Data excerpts
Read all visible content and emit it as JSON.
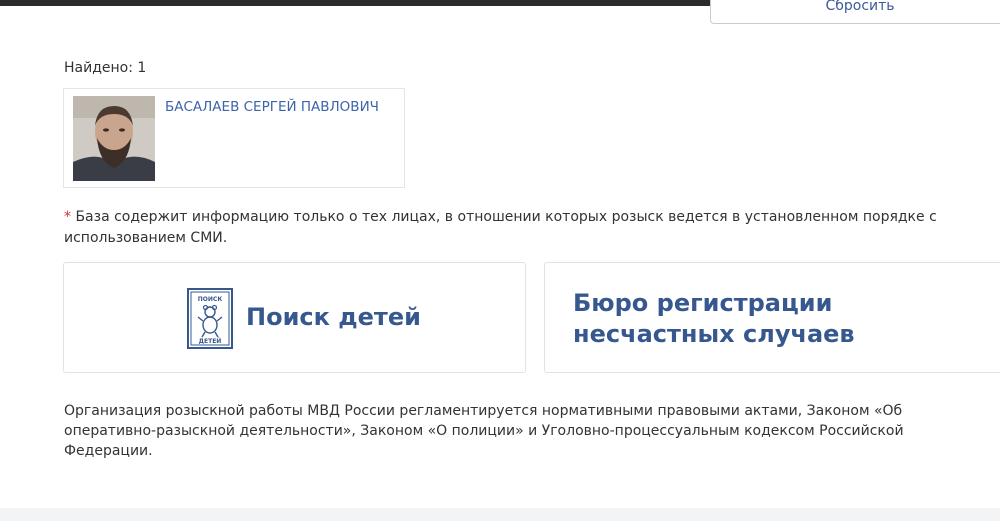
{
  "header": {
    "reset_label": "Сбросить"
  },
  "results": {
    "found_label": "Найдено: 1",
    "items": [
      {
        "name": "БАСАЛАЕВ СЕРГЕЙ ПАВЛОВИЧ"
      }
    ]
  },
  "note": {
    "asterisk": "*",
    "text": "База содержит информацию только о тех лицах, в отношении которых розыск ведется в установленном порядке с использованием СМИ."
  },
  "links": {
    "children": {
      "title": "Поиск детей",
      "logo_top": "ПОИСК",
      "logo_bottom": "ДЕТЕЙ"
    },
    "bureau": {
      "title": "Бюро регистрации несчастных случаев"
    }
  },
  "footer": {
    "text": "Организация розыскной работы МВД России регламентируется нормативными правовыми актами, Законом «Об оперативно-разыскной деятельности», Законом «О полиции» и Уголовно-процессуальным кодексом Российской Федерации."
  },
  "colors": {
    "link_blue": "#3d64ab",
    "card_title_blue": "#37588f",
    "asterisk_red": "#d0312d",
    "text": "#333333"
  },
  "icons": [
    "person-photo",
    "children-search-logo"
  ]
}
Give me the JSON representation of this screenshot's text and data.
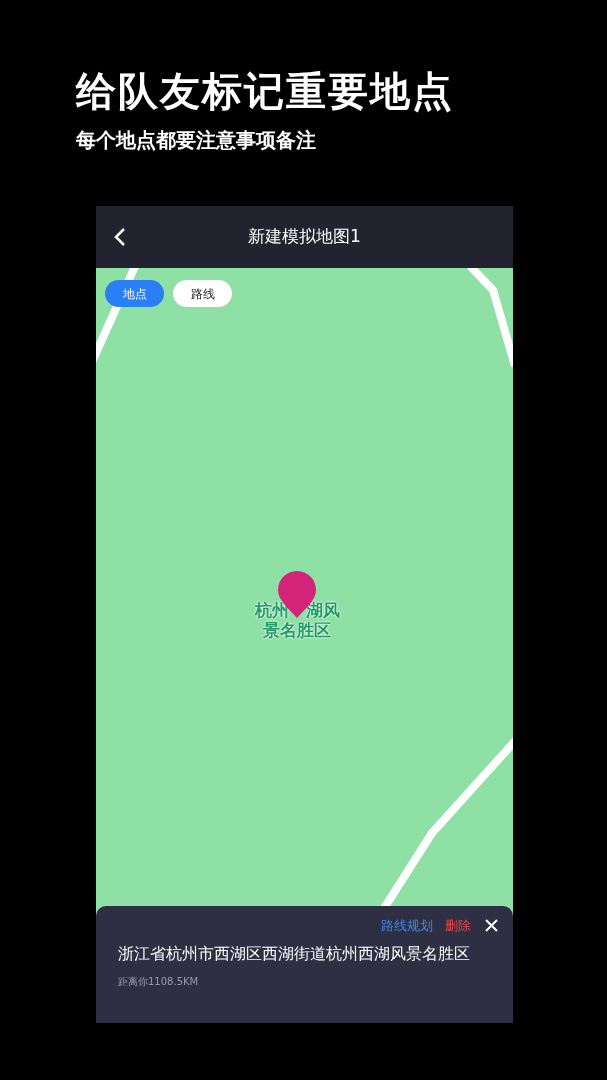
{
  "headline": "给队友标记重要地点",
  "subheadline": "每个地点都要注意事项备注",
  "screen": {
    "title": "新建模拟地图1",
    "tabs": [
      {
        "label": "地点",
        "selected": true
      },
      {
        "label": "路线",
        "selected": false
      }
    ],
    "map_label": [
      "杭州",
      "湖风",
      "景名胜区"
    ],
    "detail": {
      "route_action": "路线规划",
      "delete_action": "删除",
      "address": "浙江省杭州市西湖区西湖街道杭州西湖风景名胜区",
      "distance": "距离你1108.5KM"
    }
  }
}
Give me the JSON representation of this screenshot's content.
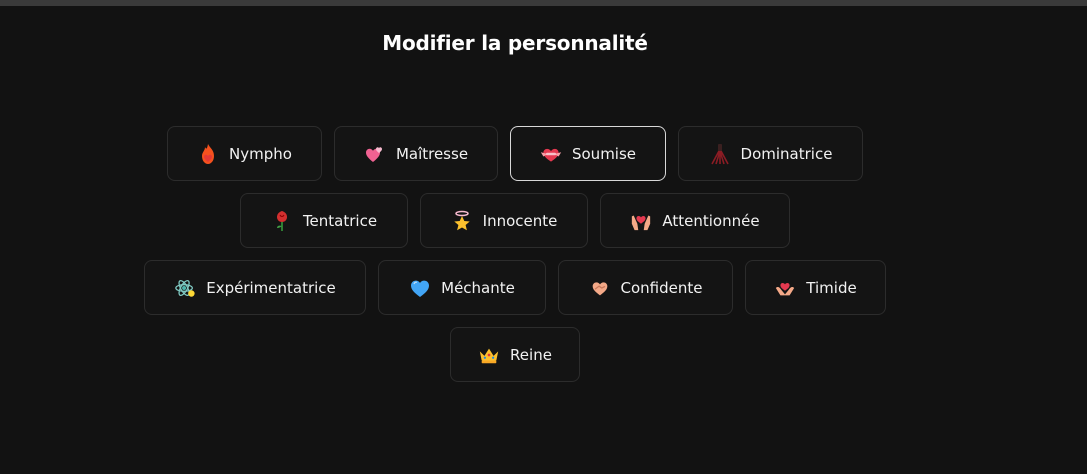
{
  "title": "Modifier la personnalité",
  "personalities": [
    {
      "label": "Nympho",
      "icon": "flame-heart-icon",
      "selected": false
    },
    {
      "label": "Maîtresse",
      "icon": "pink-hearts-icon",
      "selected": false
    },
    {
      "label": "Soumise",
      "icon": "ribbon-heart-icon",
      "selected": true
    },
    {
      "label": "Dominatrice",
      "icon": "whip-icon",
      "selected": false
    },
    {
      "label": "Tentatrice",
      "icon": "rose-icon",
      "selected": false
    },
    {
      "label": "Innocente",
      "icon": "halo-star-icon",
      "selected": false
    },
    {
      "label": "Attentionnée",
      "icon": "hands-heart-icon",
      "selected": false
    },
    {
      "label": "Expérimentatrice",
      "icon": "atom-icon",
      "selected": false
    },
    {
      "label": "Méchante",
      "icon": "blue-heart-icon",
      "selected": false
    },
    {
      "label": "Confidente",
      "icon": "handshake-icon",
      "selected": false
    },
    {
      "label": "Timide",
      "icon": "heart-hands-icon",
      "selected": false
    },
    {
      "label": "Reine",
      "icon": "crown-icon",
      "selected": false
    }
  ]
}
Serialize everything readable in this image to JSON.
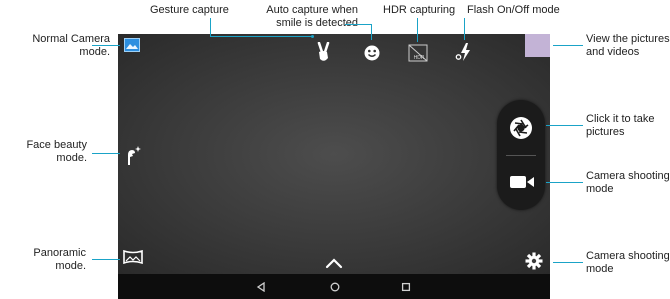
{
  "callouts": {
    "normal_camera": "Normal Camera\nmode.",
    "face_beauty": "Face beauty\nmode.",
    "panoramic": "Panoramic\nmode.",
    "gesture": "Gesture capture",
    "smile": "Auto capture when\nsmile is detected",
    "hdr": "HDR capturing",
    "flash": "Flash On/Off mode",
    "view": "View the pictures\nand videos",
    "take": "Click it to take\npictures",
    "video": "Camera shooting\nmode",
    "settings": "Camera shooting\nmode"
  },
  "icons": {
    "normal_camera": "landscape-icon",
    "face_beauty": "face-beauty-icon",
    "panoramic": "panorama-icon",
    "gesture": "victory-hand-icon",
    "smile": "smile-face-icon",
    "hdr": "hdr-icon",
    "flash": "flash-auto-icon",
    "shutter": "camera-shutter-icon",
    "video": "video-camera-icon",
    "settings": "gear-icon",
    "expand": "chevron-up-icon",
    "nav_back": "triangle-back-icon",
    "nav_home": "circle-home-icon",
    "nav_recent": "square-recent-icon"
  },
  "colors": {
    "accent": "#1aa3c7",
    "gallery_thumbnail": "#c3b3d6"
  }
}
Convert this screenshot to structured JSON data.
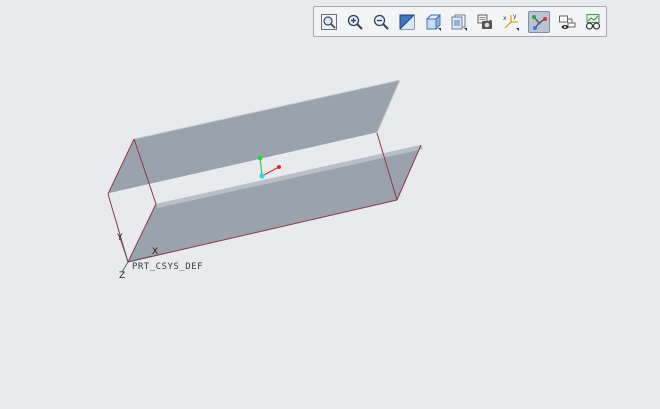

● INSTRUCTION
Without the pictures, return all the records precisely as they stand.

● ANSWER TO THE TASK
Read all visible content and emit it as JSON.
{
  "header": {
    "reset_label": "Сбросить"
  },
  "results": {
    "found_label": "Найдено: 1",
    "items": [
      {
        "name": "БАСАЛАЕВ СЕРГЕЙ ПАВЛОВИЧ"
      }
    ]
  },
  "note": {
    "asterisk": "*",
    "text": "База содержит информацию только о тех лицах, в отношении которых розыск ведется в установленном порядке с использованием СМИ."
  },
  "links": {
    "children": {
      "title": "Поиск детей",
      "logo_top": "ПОИСК",
      "logo_bottom": "ДЕТЕЙ"
    },
    "bureau": {
      "title": "Бюро регистрации несчастных случаев"
    }
  },
  "footer": {
    "text": "Организация розыскной работы МВД России регламентируется нормативными правовыми актами, Законом «Об оперативно-разыскной деятельности», Законом «О полиции» и Уголовно-процессуальным кодексом Российской Федерации."
  },
  "colors": {
    "link_blue": "#3d64ab",
    "card_title_blue": "#37588f",
    "asterisk_red": "#d0312d",
    "text": "#333333"
  },
  "icons": [
    "person-photo",
    "children-search-logo"
  ]
}
Give me the JSON representation of this screenshot's text and data.
{
  "headline": "给队友标记重要地点",
  "subheadline": "每个地点都要注意事项备注",
  "screen": {
    "title": "新建模拟地图1",
    "tabs": [
      {
        "label": "地点",
        "selected": true
      },
      {
        "label": "路线",
        "selected": false
      }
    ],
    "map_label": [
      "杭州",
      "湖风",
      "景名胜区"
    ],
    "detail": {
      "route_action": "路线规划",
      "delete_action": "删除",
      "address": "浙江省杭州市西湖区西湖街道杭州西湖风景名胜区",
      "distance": "距离你1108.5KM"
    }
  }
}
Give me the JSON representation of this screenshot's content.
{
  "title": "Modifier la personnalité",
  "personalities": [
    {
      "label": "Nympho",
      "icon": "flame-heart-icon",
      "selected": false
    },
    {
      "label": "Maîtresse",
      "icon": "pink-hearts-icon",
      "selected": false
    },
    {
      "label": "Soumise",
      "icon": "ribbon-heart-icon",
      "selected": true
    },
    {
      "label": "Dominatrice",
      "icon": "whip-icon",
      "selected": false
    },
    {
      "label": "Tentatrice",
      "icon": "rose-icon",
      "selected": false
    },
    {
      "label": "Innocente",
      "icon": "halo-star-icon",
      "selected": false
    },
    {
      "label": "Attentionnée",
      "icon": "hands-heart-icon",
      "selected": false
    },
    {
      "label": "Expérimentatrice",
      "icon": "atom-icon",
      "selected": false
    },
    {
      "label": "Méchante",
      "icon": "blue-heart-icon",
      "selected": false
    },
    {
      "label": "Confidente",
      "icon": "handshake-icon",
      "selected": false
    },
    {
      "label": "Timide",
      "icon": "heart-hands-icon",
      "selected": false
    },
    {
      "label": "Reine",
      "icon": "crown-icon",
      "selected": false
    }
  ]
}
Serialize everything readable in this image to JSON.
{
  "callouts": {
    "normal_camera": "Normal Camera\nmode.",
    "face_beauty": "Face beauty\nmode.",
    "panoramic": "Panoramic\nmode.",
    "gesture": "Gesture capture",
    "smile": "Auto capture when\nsmile is detected",
    "hdr": "HDR capturing",
    "flash": "Flash On/Off mode",
    "view": "View the pictures\nand videos",
    "take": "Click it to take\npictures",
    "video": "Camera shooting\nmode",
    "settings": "Camera shooting\nmode"
  },
  "icons": {
    "normal_camera": "landscape-icon",
    "face_beauty": "face-beauty-icon",
    "panoramic": "panorama-icon",
    "gesture": "victory-hand-icon",
    "smile": "smile-face-icon",
    "hdr": "hdr-icon",
    "flash": "flash-auto-icon",
    "shutter": "camera-shutter-icon",
    "video": "video-camera-icon",
    "settings": "gear-icon",
    "expand": "chevron-up-icon",
    "nav_back": "triangle-back-icon",
    "nav_home": "circle-home-icon",
    "nav_recent": "square-recent-icon"
  },
  "colors": {
    "accent": "#1aa3c7",
    "gallery_thumbnail": "#c3b3d6"
  }
}
Convert this screenshot to structured JSON data.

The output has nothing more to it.